"""

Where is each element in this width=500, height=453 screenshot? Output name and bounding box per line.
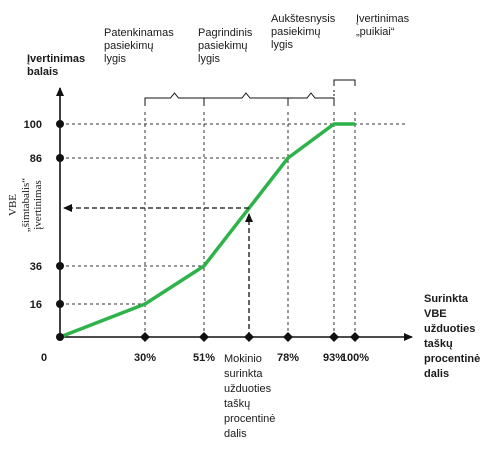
example-label-line: dalis bbox=[224, 428, 247, 440]
level-label-line: lygis bbox=[104, 53, 127, 65]
y-axis-title: Įvertinimas balais bbox=[27, 53, 88, 78]
y-axis-side-label: VBE „šimtabalis“ įvertinimas bbox=[7, 178, 44, 232]
level-label: Įvertinimas „puikiai“ bbox=[356, 13, 410, 38]
x-tick-label: 78% bbox=[277, 352, 299, 364]
level-bracket bbox=[287, 92, 335, 106]
x-tick-label: 51% bbox=[193, 352, 215, 364]
side-label-line: įvertinimas bbox=[32, 180, 44, 230]
level-label-line: Įvertinimas bbox=[356, 13, 410, 25]
level-label-line: Aukštesnysis bbox=[271, 13, 336, 25]
level-label: Pagrindinis pasiekimų lygis bbox=[198, 27, 253, 65]
level-label-line: pasiekimų bbox=[271, 26, 321, 38]
level-label-line: Pagrindinis bbox=[198, 27, 253, 39]
side-label-line: „šimtabalis“ bbox=[20, 178, 32, 232]
example-label-line: taškų bbox=[224, 398, 250, 410]
x-tick-marker bbox=[329, 332, 339, 342]
level-label: Aukštesnysis pasiekimų lygis bbox=[271, 13, 336, 51]
y-tick-label: 86 bbox=[30, 153, 42, 165]
y-tick-marker bbox=[56, 300, 64, 308]
example-label-line: Mokinio bbox=[224, 353, 262, 365]
x-axis-title: Surinkta VBE užduoties taškų procentinė … bbox=[424, 293, 483, 380]
y-tick-marker bbox=[56, 120, 64, 128]
series-layer bbox=[59, 122, 355, 339]
example-arrows bbox=[63, 204, 253, 337]
y-tick-label: 100 bbox=[24, 119, 42, 131]
x-axis-title-line: Surinkta bbox=[424, 293, 469, 305]
level-label-line: lygis bbox=[271, 39, 294, 51]
x-tick-label: 93% bbox=[323, 352, 345, 364]
level-label-line: lygis bbox=[198, 53, 221, 65]
series-line bbox=[59, 122, 355, 339]
y-tick-marker bbox=[56, 154, 64, 162]
y-tick-label: 16 bbox=[30, 299, 42, 311]
x-axis-title-line: taškų bbox=[424, 338, 453, 350]
example-label-line: procentinė bbox=[224, 413, 275, 425]
example-label-line: surinkta bbox=[224, 368, 263, 380]
level-label-line: „puikiai“ bbox=[356, 26, 395, 38]
x-axis-title-line: procentinė bbox=[424, 353, 480, 365]
x-tick-marker bbox=[283, 332, 293, 342]
x-axis-title-line: dalis bbox=[424, 368, 449, 380]
origin-marker bbox=[56, 333, 64, 341]
level-bracket bbox=[144, 92, 205, 106]
x-tick-label: 100% bbox=[341, 352, 369, 364]
guide-lines bbox=[60, 110, 408, 337]
level-label-line: Patenkinamas bbox=[104, 27, 174, 39]
level-bracket bbox=[203, 92, 289, 106]
level-label-line: pasiekimų bbox=[198, 40, 248, 52]
tick-layer: 30% 51% 78% 93%100% 16 36 86 100 bbox=[24, 119, 370, 364]
x-tick-label: 30% bbox=[134, 352, 156, 364]
example-point-label: Mokinio surinkta užduoties taškų procent… bbox=[224, 353, 278, 440]
side-label-line: VBE bbox=[7, 194, 19, 216]
x-tick-marker bbox=[199, 332, 209, 342]
x-axis-title-line: VBE bbox=[424, 308, 447, 320]
level-label: Patenkinamas pasiekimų lygis bbox=[104, 27, 174, 65]
level-bracket bbox=[333, 79, 356, 86]
x-axis-title-line: užduoties bbox=[424, 323, 475, 335]
y-axis-title-line: Įvertinimas bbox=[27, 53, 85, 65]
y-axis-title-line: balais bbox=[27, 66, 58, 78]
y-tick-marker bbox=[56, 262, 64, 270]
x-tick-marker bbox=[350, 332, 360, 342]
level-label-line: pasiekimų bbox=[104, 40, 154, 52]
y-tick-label: 36 bbox=[30, 261, 42, 273]
x-tick-marker bbox=[140, 332, 150, 342]
origin-label: 0 bbox=[41, 352, 47, 364]
example-label-line: užduoties bbox=[224, 383, 272, 395]
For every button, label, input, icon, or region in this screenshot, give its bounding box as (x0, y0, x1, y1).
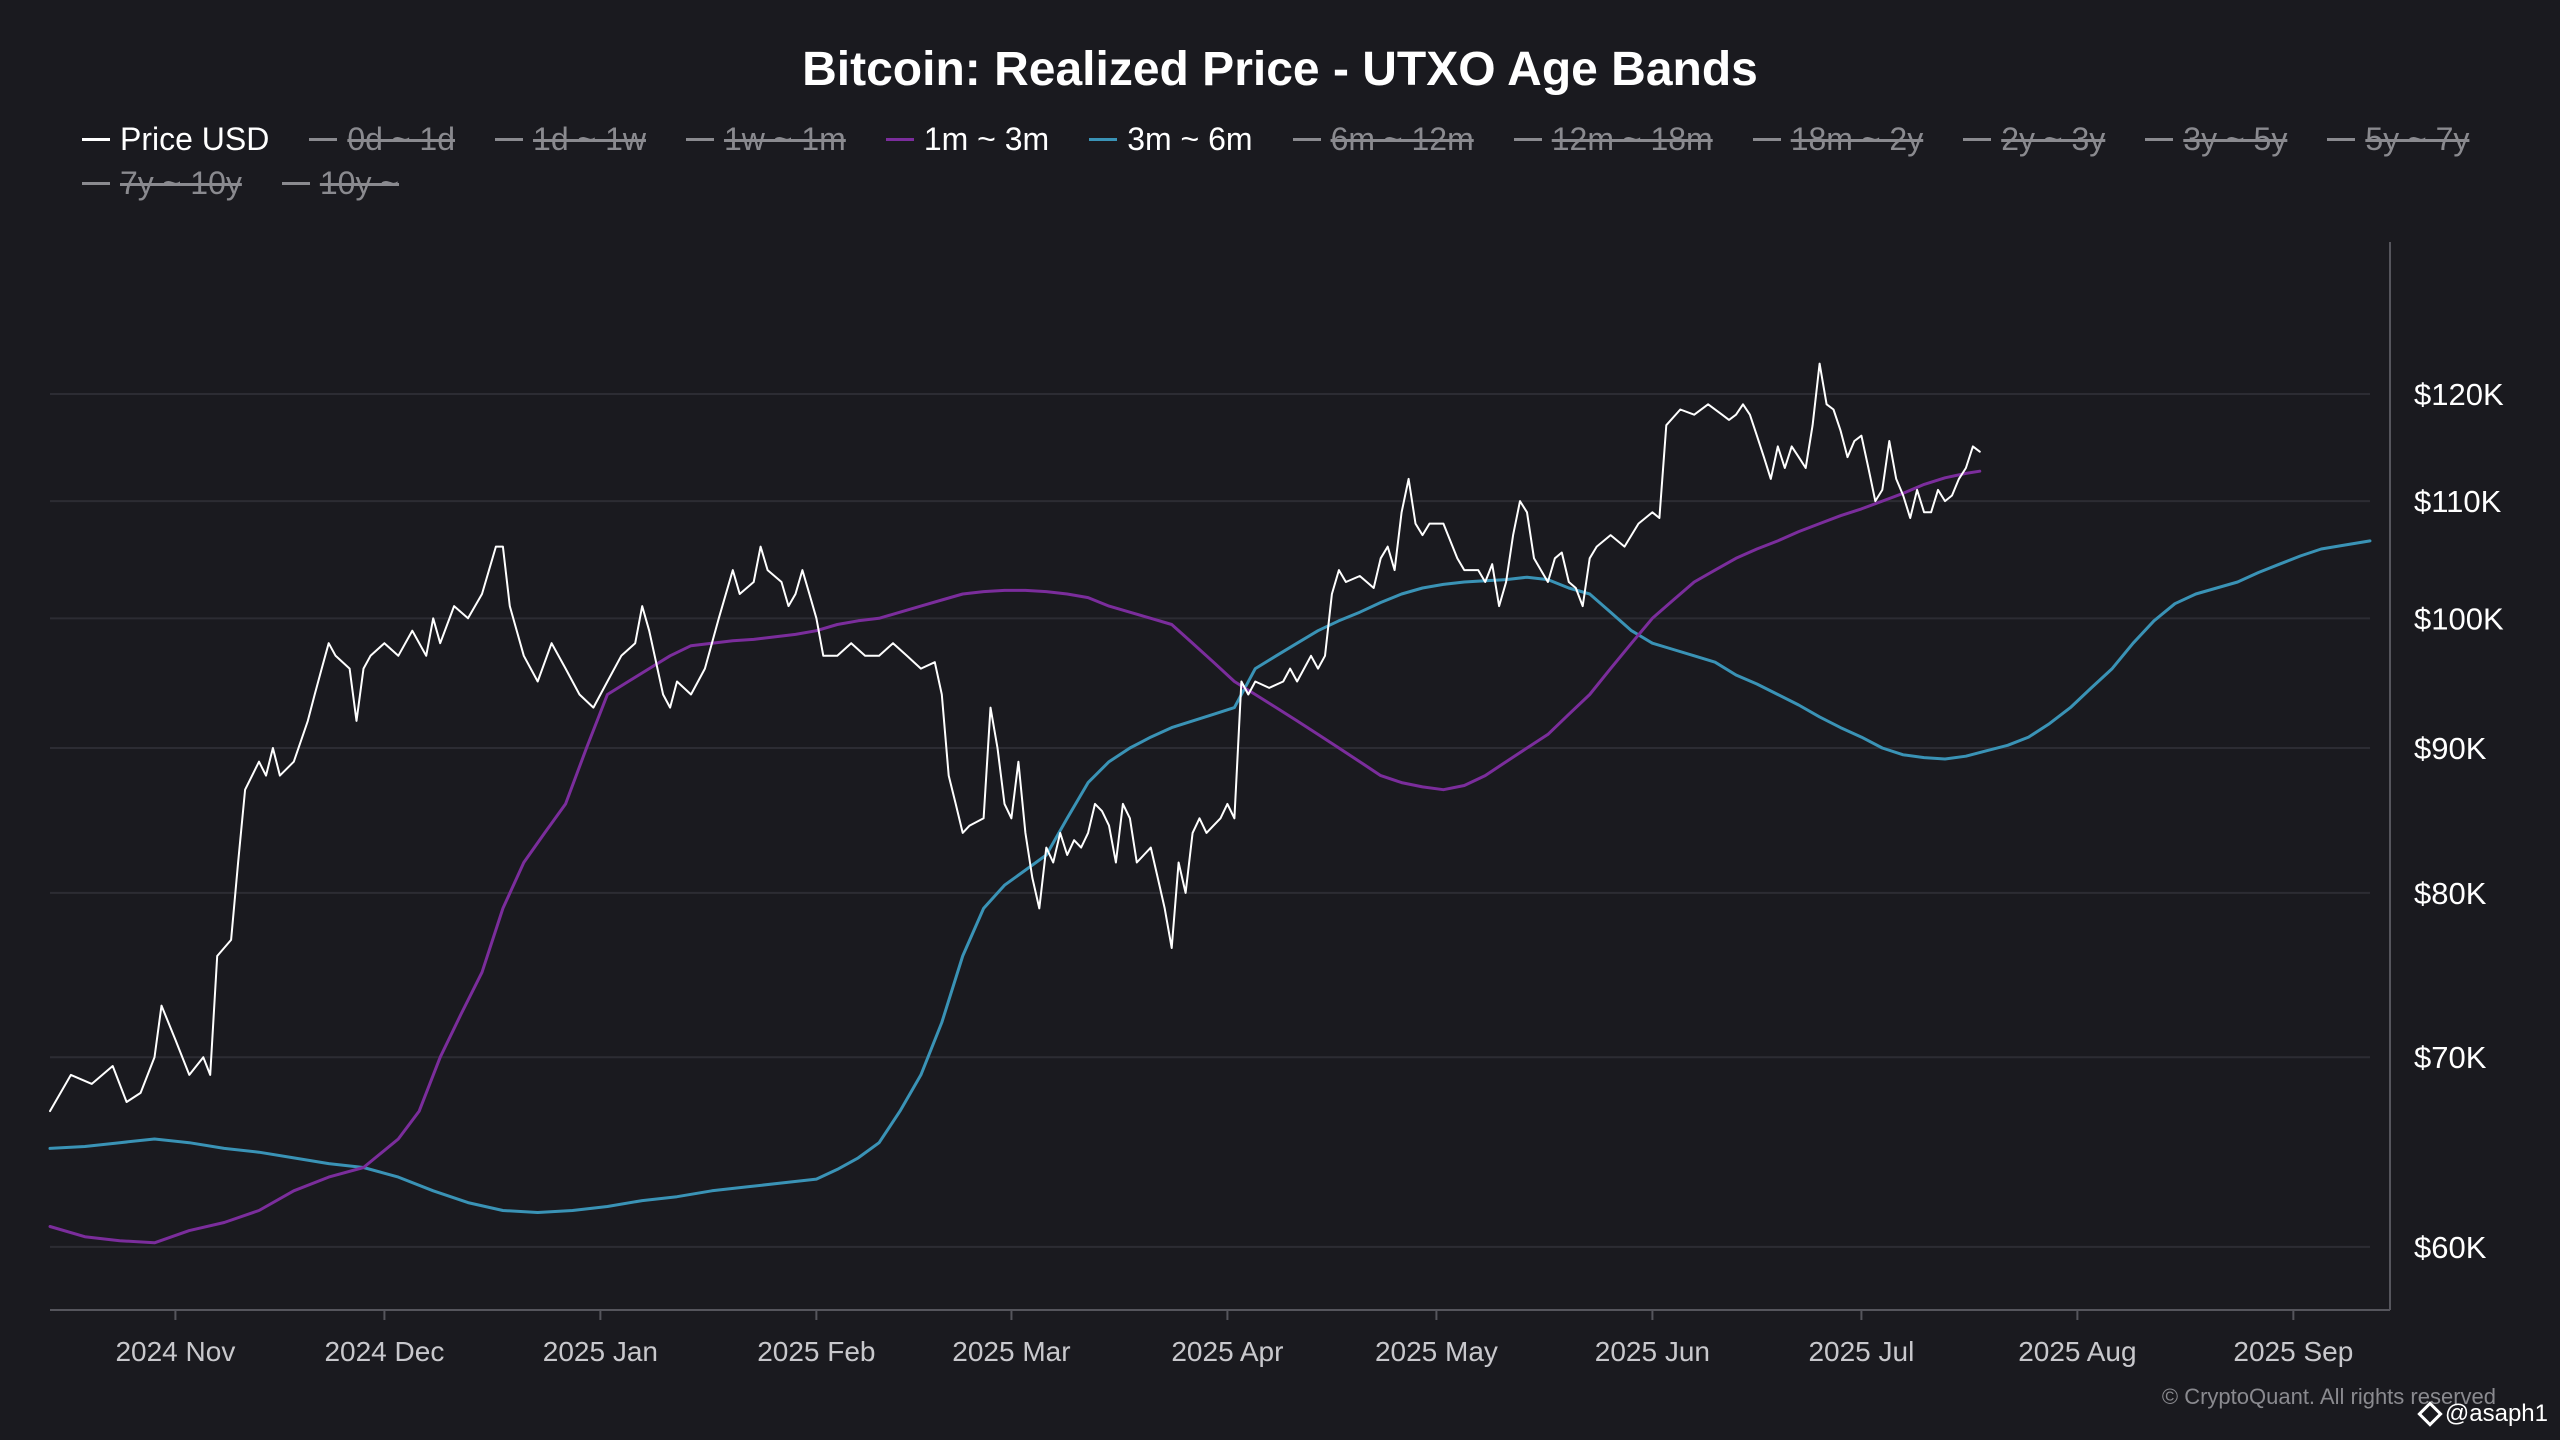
x-tick-label: 2025 Sep (2233, 1336, 2353, 1367)
author-handle: @asaph1 (2417, 1400, 2548, 1428)
y-tick-label: $120K (2414, 377, 2504, 412)
x-tick-label: 2025 Aug (2018, 1336, 2136, 1367)
legend: Price USD 0d ~ 1d 1d ~ 1w 1w ~ 1m 1m ~ 3m 3m … (82, 120, 2502, 202)
legend-label: 1m ~ 3m (923, 120, 1050, 157)
legend-label: 1w ~ 1m (723, 120, 846, 157)
legend-label: 3y ~ 5y (2183, 120, 2288, 157)
x-tick-label: 2025 Mar (952, 1336, 1070, 1367)
legend-item[interactable]: 3y ~ 5y (2145, 120, 2287, 158)
x-tick-label: 2025 Jan (543, 1336, 658, 1367)
legend-item[interactable]: 6m ~ 12m (1292, 120, 1474, 158)
x-tick-label: 2025 Feb (757, 1336, 875, 1367)
x-tick-label: 2025 Jun (1595, 1336, 1710, 1367)
x-tick-label: 2025 Jul (1808, 1336, 1914, 1367)
y-tick-label: $80K (2414, 876, 2487, 911)
y-tick-label: $110K (2414, 484, 2502, 519)
legend-item[interactable]: 10y ~ (281, 164, 400, 202)
legend-item[interactable]: 1m ~ 3m (885, 120, 1050, 158)
legend-swatch (1752, 137, 1781, 141)
legend-label: 2y ~ 3y (2001, 120, 2106, 157)
legend-label: 1d ~ 1w (533, 120, 646, 157)
legend-label: 12m ~ 18m (1551, 120, 1713, 157)
legend-label: Price USD (120, 120, 270, 157)
legend-label: 18m ~ 2y (1790, 120, 1924, 157)
legend-swatch (885, 137, 914, 141)
legend-item[interactable]: 2y ~ 3y (1963, 120, 2105, 158)
x-tick-label: 2025 Apr (1171, 1336, 1283, 1367)
series-line (48, 539, 2372, 1214)
x-tick-label: 2025 May (1375, 1336, 1498, 1367)
legend-item[interactable]: 7y ~ 10y (82, 164, 242, 202)
y-tick-label: $70K (2414, 1040, 2487, 1075)
legend-swatch (281, 181, 310, 185)
legend-swatch (1292, 137, 1321, 141)
x-tick-label: 2024 Nov (115, 1336, 235, 1367)
series-line (49, 362, 1981, 1113)
legend-item[interactable]: Price USD (82, 120, 269, 158)
copyright-text: © CryptoQuant. All rights reserved (2161, 1384, 2496, 1409)
legend-swatch (1963, 137, 1992, 141)
handle-icon (2417, 1401, 2443, 1427)
legend-label: 7y ~ 10y (120, 164, 242, 201)
legend-label: 6m ~ 12m (1330, 120, 1474, 157)
y-tick-label: $90K (2414, 731, 2487, 766)
legend-swatch (495, 137, 524, 141)
legend-swatch (1513, 137, 1542, 141)
chart-title: Bitcoin: Realized Price - UTXO Age Bands (802, 43, 1758, 96)
legend-swatch (82, 181, 110, 185)
legend-swatch (82, 137, 110, 141)
legend-item[interactable]: 5y ~ 7y (2327, 120, 2469, 158)
legend-swatch (1089, 137, 1118, 141)
legend-item[interactable]: 3m ~ 6m (1089, 120, 1253, 158)
handle-text: @asaph1 (2444, 1400, 2548, 1427)
legend-swatch (309, 137, 338, 141)
legend-item[interactable]: 1d ~ 1w (495, 120, 646, 158)
legend-item[interactable]: 1w ~ 1m (685, 120, 846, 158)
x-tick-label: 2024 Dec (324, 1336, 444, 1367)
legend-swatch (685, 137, 714, 141)
legend-label: 10y ~ (319, 164, 400, 201)
legend-label: 5y ~ 7y (2365, 120, 2470, 157)
legend-item[interactable]: 0d ~ 1d (309, 120, 455, 158)
legend-label: 3m ~ 6m (1127, 120, 1253, 157)
legend-item[interactable]: 12m ~ 18m (1513, 120, 1713, 158)
y-tick-label: $60K (2414, 1230, 2487, 1265)
y-tick-label: $100K (2414, 601, 2504, 636)
legend-swatch (2327, 137, 2356, 141)
series-line (48, 469, 1982, 1245)
legend-swatch (2145, 137, 2174, 141)
legend-label: 0d ~ 1d (347, 120, 456, 157)
legend-item[interactable]: 18m ~ 2y (1752, 120, 1924, 158)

"""

COMPITO DA SVOLGERE »
Rinomina "x-tick-label" in "x-label" nella parte dei dati che si apre con la riga contenente "example-label-line: dalis bbox=[224, 428, 247, 440]" e si chiude con quella contenente "x-tick-label: 51% bbox=[193, 352, 215, 364]". Riporta solo queste righe, lasciando invariato tutto il resto.

SOLUZIONE »
example-label-line: dalis bbox=[224, 428, 247, 440]
level-label-line: lygis bbox=[104, 53, 127, 65]
y-axis-title: Įvertinimas balais bbox=[27, 53, 88, 78]
y-axis-side-label: VBE „šimtabalis“ įvertinimas bbox=[7, 178, 44, 232]
level-label: Įvertinimas „puikiai“ bbox=[356, 13, 410, 38]
x-label: 78% bbox=[277, 352, 299, 364]
level-bracket bbox=[287, 92, 335, 106]
x-label: 51% bbox=[193, 352, 215, 364]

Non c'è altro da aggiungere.